Reading passage
[Start of Attachment]
Oracle is known for its database software but has recently pushed aggressively into cloud-computing services, requiring a costly build out of data center capacity, for which it is taking on significant debt.
“I do not like how it is positioned or the investments it is making. It did not need to do what it is doing, and I do not know why it is doing this. Maybe ego,” Burry wrote in response to a reader who asked why he had decided to bet against Nvidia and not Oracle. He didn’t disclose details about the put options.
The view follows a volatile year for Oracle shares. The stock jumped 36% in a single session in September after the company issued a bullish forecast for its cloud business, signaling surging demand tied to artificial intelligence. Those gains quickly faded, however, as investors focused on rising capital expenditures, questions around the structure of some cloud deals and a swelling debt load linked to data-center expansion. Oracle finished the year about 40% below its September peak.
[End of Attachment]
Continue the article on Oracle's cloud spending and share price, starting after its final sentence. The data comes from a separate source that has no connection to the Oracle article.

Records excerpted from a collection
[Start of Attachment]
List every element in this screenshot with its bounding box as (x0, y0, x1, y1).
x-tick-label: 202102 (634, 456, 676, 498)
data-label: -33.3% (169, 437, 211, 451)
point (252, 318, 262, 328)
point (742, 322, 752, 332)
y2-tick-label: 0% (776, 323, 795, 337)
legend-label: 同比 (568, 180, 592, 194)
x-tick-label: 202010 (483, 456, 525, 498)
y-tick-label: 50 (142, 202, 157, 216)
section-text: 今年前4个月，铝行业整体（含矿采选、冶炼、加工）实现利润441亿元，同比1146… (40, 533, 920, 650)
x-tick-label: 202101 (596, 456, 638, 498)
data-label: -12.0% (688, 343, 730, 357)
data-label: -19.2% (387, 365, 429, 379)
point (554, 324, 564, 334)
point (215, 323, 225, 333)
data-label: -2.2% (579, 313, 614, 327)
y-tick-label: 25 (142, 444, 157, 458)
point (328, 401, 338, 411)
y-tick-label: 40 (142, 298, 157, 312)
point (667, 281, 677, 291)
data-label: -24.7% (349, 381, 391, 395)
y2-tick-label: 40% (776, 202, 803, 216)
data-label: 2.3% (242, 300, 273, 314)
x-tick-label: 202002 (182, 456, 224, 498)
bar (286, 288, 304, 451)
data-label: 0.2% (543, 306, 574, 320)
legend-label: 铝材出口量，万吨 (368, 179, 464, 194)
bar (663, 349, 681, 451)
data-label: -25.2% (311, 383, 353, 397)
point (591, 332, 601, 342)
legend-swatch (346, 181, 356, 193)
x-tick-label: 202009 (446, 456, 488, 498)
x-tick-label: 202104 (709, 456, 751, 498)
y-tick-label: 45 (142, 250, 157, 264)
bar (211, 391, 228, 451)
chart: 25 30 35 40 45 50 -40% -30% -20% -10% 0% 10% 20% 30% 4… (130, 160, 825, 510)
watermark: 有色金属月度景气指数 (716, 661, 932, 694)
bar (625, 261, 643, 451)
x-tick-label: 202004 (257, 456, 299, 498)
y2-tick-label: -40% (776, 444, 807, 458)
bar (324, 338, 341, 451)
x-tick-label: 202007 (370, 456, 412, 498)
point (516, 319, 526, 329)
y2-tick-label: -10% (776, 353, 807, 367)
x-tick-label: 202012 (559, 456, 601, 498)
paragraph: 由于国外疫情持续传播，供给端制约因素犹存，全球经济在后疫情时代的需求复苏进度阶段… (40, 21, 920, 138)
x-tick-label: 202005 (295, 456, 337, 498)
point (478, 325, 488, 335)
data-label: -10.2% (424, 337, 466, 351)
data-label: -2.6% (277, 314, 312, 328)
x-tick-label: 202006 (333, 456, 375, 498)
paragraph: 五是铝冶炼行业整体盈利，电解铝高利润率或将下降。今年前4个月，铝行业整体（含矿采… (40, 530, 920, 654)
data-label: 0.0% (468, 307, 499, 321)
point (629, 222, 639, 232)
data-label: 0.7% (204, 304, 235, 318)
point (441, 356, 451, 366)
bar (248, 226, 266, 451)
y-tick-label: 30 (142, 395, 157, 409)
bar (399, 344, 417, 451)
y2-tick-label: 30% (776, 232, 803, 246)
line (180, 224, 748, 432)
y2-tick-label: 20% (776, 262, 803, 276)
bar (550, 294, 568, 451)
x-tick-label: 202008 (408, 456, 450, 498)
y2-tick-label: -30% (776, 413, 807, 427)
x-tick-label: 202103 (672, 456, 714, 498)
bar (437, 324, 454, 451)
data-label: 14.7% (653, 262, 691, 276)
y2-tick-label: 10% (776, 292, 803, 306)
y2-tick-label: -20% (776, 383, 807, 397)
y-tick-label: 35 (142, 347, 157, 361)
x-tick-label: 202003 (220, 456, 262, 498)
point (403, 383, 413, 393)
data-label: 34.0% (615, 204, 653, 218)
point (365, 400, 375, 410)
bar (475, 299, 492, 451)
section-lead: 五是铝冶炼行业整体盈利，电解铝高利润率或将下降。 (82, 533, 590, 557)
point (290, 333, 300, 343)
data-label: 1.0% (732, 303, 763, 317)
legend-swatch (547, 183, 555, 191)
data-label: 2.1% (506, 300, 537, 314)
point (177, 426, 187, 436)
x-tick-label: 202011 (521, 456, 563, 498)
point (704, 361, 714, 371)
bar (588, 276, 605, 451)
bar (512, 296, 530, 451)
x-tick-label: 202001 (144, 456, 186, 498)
[End of Attachment]
Output below
Those companies, he said, are likely to rein in spending over time, absorb losses from overbuilt capacity and potentially write down assets, while remaining dominant in their core businesses. “These three will not go away,” he added.
He said he would short OpenAI at a $500 billion valuation, underscoring his broader skepticism about the pace and economics of the AI buildout.
Burry described Nvidia as the most concentrated way to express a bearish view on the artificial intelligence trade.
“Nvidia also is the most loved, and least doubted,” he wrote. “So shorting it is cheap, and its puts are cheaper than some of the other big shorts out there that are more doubted.”